> [INSTRUCTIONS FOR THE TASK] Looking through the data below, work out how many lines have the word "results". Reply with that number only.

> [MATERIAL SHOWN]
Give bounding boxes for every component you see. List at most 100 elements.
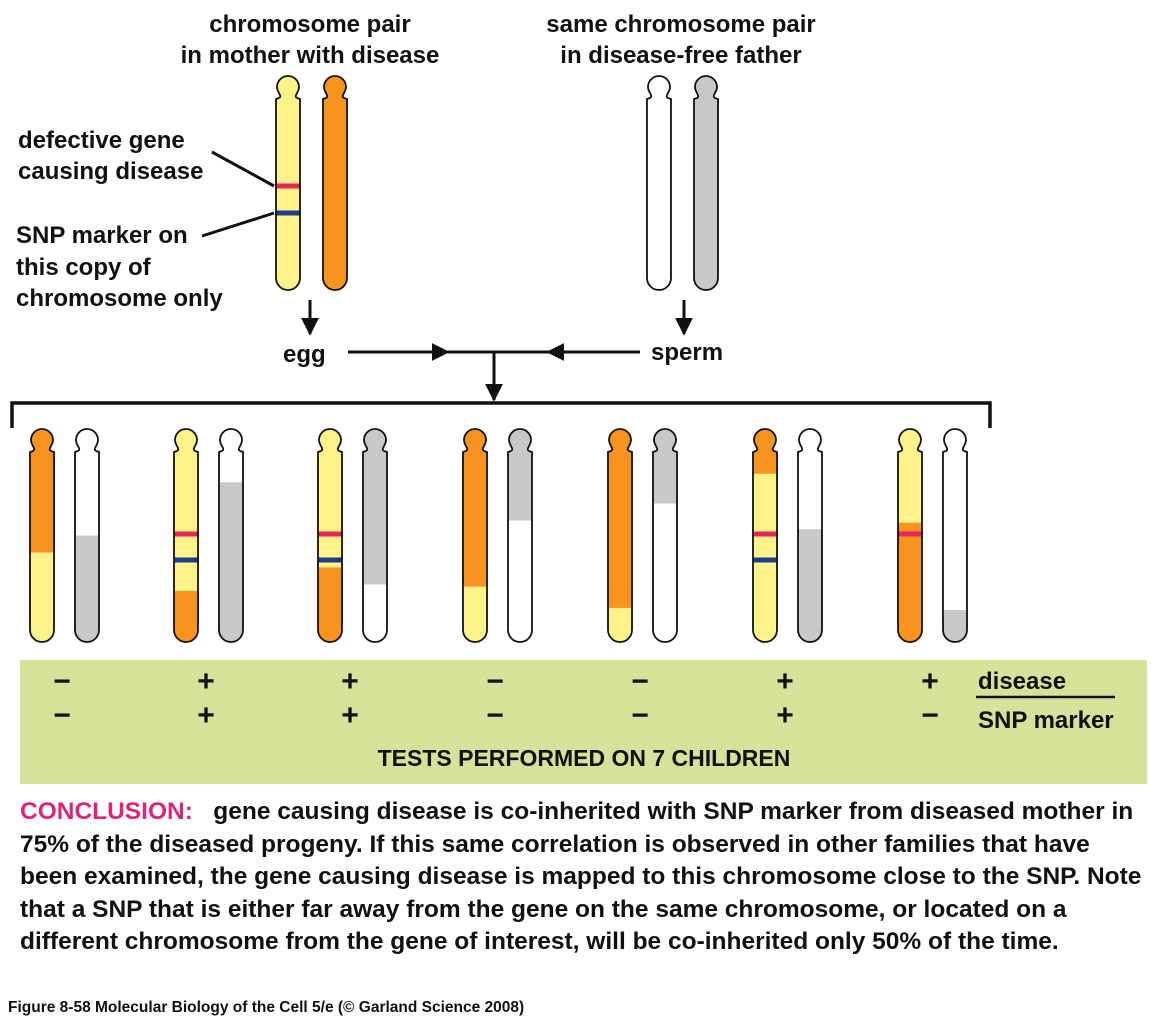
child-1-snp-result: −	[53, 699, 71, 732]
child-5-maternal-chromosome	[607, 428, 633, 643]
snp-marker-label-line-3: chromosome only	[16, 285, 223, 312]
child-1-disease-result: −	[53, 665, 71, 698]
mother-chromosome-copy-2	[322, 75, 348, 291]
chromosome-segment-yellow	[898, 429, 922, 524]
child-7-disease-result: +	[921, 665, 939, 698]
chromosome-segment-yellow	[463, 586, 487, 642]
child-4-disease-result: −	[486, 665, 504, 698]
chromosome-segment-white	[653, 503, 677, 642]
child-5-paternal-chromosome	[652, 428, 678, 643]
defective-gene-label-line-1: defective gene	[18, 127, 185, 154]
child-6-disease-result: +	[776, 665, 794, 698]
chromosome-segment-gray	[943, 610, 967, 642]
chromosome-outline	[173, 428, 199, 643]
chromosome-segment-yellow	[30, 552, 54, 642]
child-1-maternal-chromosome	[29, 428, 55, 643]
chromosome-segment-white	[219, 429, 243, 484]
child-7-snp-result: −	[921, 699, 939, 732]
father-chromosome-copy-1	[646, 75, 672, 291]
child-1-paternal-chromosome	[74, 428, 100, 643]
chromosome-segment-white	[75, 429, 99, 537]
chromosome-outline	[797, 428, 823, 643]
chromosome-segment-gray	[798, 529, 822, 642]
chromosome-outline	[693, 75, 719, 291]
child-2-paternal-chromosome	[218, 428, 244, 643]
chromosome-segment-gray	[75, 535, 99, 642]
chromosome-outline	[317, 428, 343, 643]
chromosome-outline	[507, 428, 533, 643]
chromosome-outline	[752, 428, 778, 643]
child-2-snp-result: +	[197, 699, 215, 732]
disease-gene-band	[318, 531, 342, 537]
egg-label: egg	[283, 341, 326, 368]
chromosome-segment-gray	[694, 76, 718, 290]
children-bracket	[10, 401, 992, 428]
children-chromosomes	[29, 428, 968, 643]
chromosome-outline	[362, 428, 388, 643]
child-3-maternal-chromosome	[317, 428, 343, 643]
child-5-disease-result: −	[631, 665, 649, 698]
chromosome-outline	[646, 75, 672, 291]
inheritance-diagram: chromosome pair in mother with disease s…	[10, 11, 1147, 784]
chromosome-outline	[652, 428, 678, 643]
father-heading-line-1: same chromosome pair	[546, 11, 815, 38]
disease-gene-band	[174, 531, 198, 537]
results-panel	[20, 660, 1147, 784]
snp-marker-label-line-1: SNP marker on	[16, 222, 188, 249]
chromosome-segment-white	[798, 429, 822, 531]
chromosome-segment-white	[647, 76, 671, 290]
father-chromosome-copy-2	[693, 75, 719, 291]
snp-marker-band	[318, 557, 342, 563]
snp-marker-label-line-2: this copy of	[16, 254, 152, 281]
chromosome-outline	[607, 428, 633, 643]
child-6-snp-result: +	[776, 699, 794, 732]
chromosome-segment-white	[363, 584, 387, 642]
snp-marker-band	[753, 557, 777, 563]
figure-caption: Figure 8-58 Molecular Biology of the Cel…	[8, 999, 525, 1016]
chromosome-segment-gray	[363, 429, 387, 586]
mother-heading-line-2: in mother with disease	[181, 42, 440, 69]
conclusion-keyword: CONCLUSION:	[20, 798, 193, 825]
results-footer: TESTS PERFORMED ON 7 CHILDREN	[378, 745, 791, 771]
child-4-maternal-chromosome	[462, 428, 488, 643]
mother-chromosome-copy-1	[275, 75, 301, 291]
child-4-snp-result: −	[486, 699, 504, 732]
chromosome-segment-white	[943, 429, 967, 612]
chromosome-segment-yellow	[174, 429, 198, 592]
conclusion-text: gene causing disease is co-inherited wit…	[20, 798, 1142, 955]
child-6-paternal-chromosome	[797, 428, 823, 643]
chromosome-segment-orange	[898, 522, 922, 642]
child-5-snp-result: −	[631, 699, 649, 732]
child-4-paternal-chromosome	[507, 428, 533, 643]
chromosome-segment-gray	[508, 429, 532, 522]
child-3-disease-result: +	[341, 665, 359, 698]
chromosome-segment-white	[508, 520, 532, 642]
mother-heading-line-1: chromosome pair	[209, 11, 410, 38]
snp-marker-band	[276, 210, 300, 216]
chromosome-outline	[897, 428, 923, 643]
chromosome-segment-gray	[653, 429, 677, 505]
chromosome-segment-yellow	[318, 429, 342, 569]
father-heading-line-2: in disease-free father	[560, 42, 801, 69]
chromosome-outline	[462, 428, 488, 643]
chromosome-segment-gray	[219, 482, 243, 642]
parental-chromosomes	[275, 75, 719, 291]
chromosome-outline	[942, 428, 968, 643]
child-7-paternal-chromosome	[942, 428, 968, 643]
snp-row-label: SNP marker	[978, 707, 1114, 734]
child-2-disease-result: +	[197, 665, 215, 698]
child-3-snp-result: +	[341, 699, 359, 732]
defective-gene-pointer	[211, 150, 275, 188]
child-3-paternal-chromosome	[362, 428, 388, 643]
conclusion-paragraph: CONCLUSION: gene causing disease is co-i…	[20, 796, 1145, 959]
child-7-maternal-chromosome	[897, 428, 923, 643]
snp-marker-band	[174, 557, 198, 563]
chromosome-outline	[74, 428, 100, 643]
snp-marker-pointer	[201, 211, 275, 238]
chromosome-outline	[29, 428, 55, 643]
child-6-maternal-chromosome	[752, 428, 778, 643]
disease-gene-band	[898, 531, 922, 537]
chromosome-segment-yellow	[276, 76, 300, 290]
chromosome-segment-orange	[323, 76, 347, 290]
child-2-maternal-chromosome	[173, 428, 199, 643]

> [ANSWER TO THIS PROBLEM] 2